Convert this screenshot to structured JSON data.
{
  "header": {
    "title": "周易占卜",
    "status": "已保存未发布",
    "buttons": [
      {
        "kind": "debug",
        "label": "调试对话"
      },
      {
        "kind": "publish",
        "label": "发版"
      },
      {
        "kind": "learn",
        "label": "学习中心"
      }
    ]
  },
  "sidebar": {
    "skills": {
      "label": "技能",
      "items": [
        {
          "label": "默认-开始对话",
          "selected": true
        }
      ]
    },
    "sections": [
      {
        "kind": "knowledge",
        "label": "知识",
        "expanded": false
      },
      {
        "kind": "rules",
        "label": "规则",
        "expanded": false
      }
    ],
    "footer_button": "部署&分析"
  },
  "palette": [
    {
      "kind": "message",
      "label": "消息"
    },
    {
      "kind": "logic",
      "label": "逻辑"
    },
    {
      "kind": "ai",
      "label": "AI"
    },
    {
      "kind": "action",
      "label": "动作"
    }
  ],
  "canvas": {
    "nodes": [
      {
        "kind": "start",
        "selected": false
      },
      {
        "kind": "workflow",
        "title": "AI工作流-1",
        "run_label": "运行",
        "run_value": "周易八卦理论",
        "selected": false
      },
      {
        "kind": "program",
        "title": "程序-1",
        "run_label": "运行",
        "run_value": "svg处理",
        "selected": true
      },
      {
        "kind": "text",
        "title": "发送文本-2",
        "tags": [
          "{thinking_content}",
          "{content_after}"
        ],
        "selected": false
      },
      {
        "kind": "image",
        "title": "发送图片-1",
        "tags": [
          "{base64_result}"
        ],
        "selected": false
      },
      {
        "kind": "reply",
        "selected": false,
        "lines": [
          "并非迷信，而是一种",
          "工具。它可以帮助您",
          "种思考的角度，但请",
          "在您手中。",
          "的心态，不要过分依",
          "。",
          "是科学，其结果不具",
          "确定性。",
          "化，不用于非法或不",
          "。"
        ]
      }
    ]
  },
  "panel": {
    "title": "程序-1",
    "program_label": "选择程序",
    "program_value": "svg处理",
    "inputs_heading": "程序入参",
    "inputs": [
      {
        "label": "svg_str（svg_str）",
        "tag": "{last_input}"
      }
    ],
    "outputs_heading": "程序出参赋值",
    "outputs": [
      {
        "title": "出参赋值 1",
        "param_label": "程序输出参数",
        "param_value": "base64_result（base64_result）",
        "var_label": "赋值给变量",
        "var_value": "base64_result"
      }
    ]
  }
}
- - - - - - -
» **SHORT PROBLEM**: Return every record above exactly as it appears.

» **THE RESULT**:
Convert this screenshot to structured JSON data.
{
  "header": {
    "title": "周易占卜",
    "status": "已保存未发布",
    "buttons": [
      {
        "kind": "debug",
        "label": "调试对话"
      },
      {
        "kind": "publish",
        "label": "发版"
      },
      {
        "kind": "learn",
        "label": "学习中心"
      }
    ]
  },
  "sidebar": {
    "skills": {
      "label": "技能",
      "items": [
        {
          "label": "默认-开始对话",
          "selected": true
        }
      ]
    },
    "sections": [
      {
        "kind": "knowledge",
        "label": "知识",
        "expanded": false
      },
      {
        "kind": "rules",
        "label": "规则",
        "expanded": false
      }
    ],
    "footer_button": "部署&分析"
  },
  "palette": [
    {
      "kind": "message",
      "label": "消息"
    },
    {
      "kind": "logic",
      "label": "逻辑"
    },
    {
      "kind": "ai",
      "label": "AI"
    },
    {
      "kind": "action",
      "label": "动作"
    }
  ],
  "canvas": {
    "nodes": [
      {
        "kind": "start",
        "selected": false
      },
      {
        "kind": "workflow",
        "title": "AI工作流-1",
        "run_label": "运行",
        "run_value": "周易八卦理论",
        "selected": false
      },
      {
        "kind": "program",
        "title": "程序-1",
        "run_label": "运行",
        "run_value": "svg处理",
        "selected": true
      },
      {
        "kind": "text",
        "title": "发送文本-2",
        "tags": [
          "{thinking_content}",
          "{content_after}"
        ],
        "selected": false
      },
      {
        "kind": "image",
        "title": "发送图片-1",
        "tags": [
          "{base64_result}"
        ],
        "selected": false
      },
      {
        "kind": "reply",
        "selected": false,
        "lines": [
          "并非迷信，而是一种",
          "工具。它可以帮助您",
          "种思考的角度，但请",
          "在您手中。",
          "的心态，不要过分依",
          "。",
          "是科学，其结果不具",
          "确定性。",
          "化，不用于非法或不",
          "。"
        ]
      }
    ]
  },
  "panel": {
    "title": "程序-1",
    "program_label": "选择程序",
    "program_value": "svg处理",
    "inputs_heading": "程序入参",
    "inputs": [
      {
        "label": "svg_str（svg_str）",
        "tag": "{last_input}"
      }
    ],
    "outputs_heading": "程序出参赋值",
    "outputs": [
      {
        "title": "出参赋值 1",
        "param_label": "程序输出参数",
        "param_value": "base64_result（base64_result）",
        "var_label": "赋值给变量",
        "var_value": "base64_result"
      }
    ]
  }
}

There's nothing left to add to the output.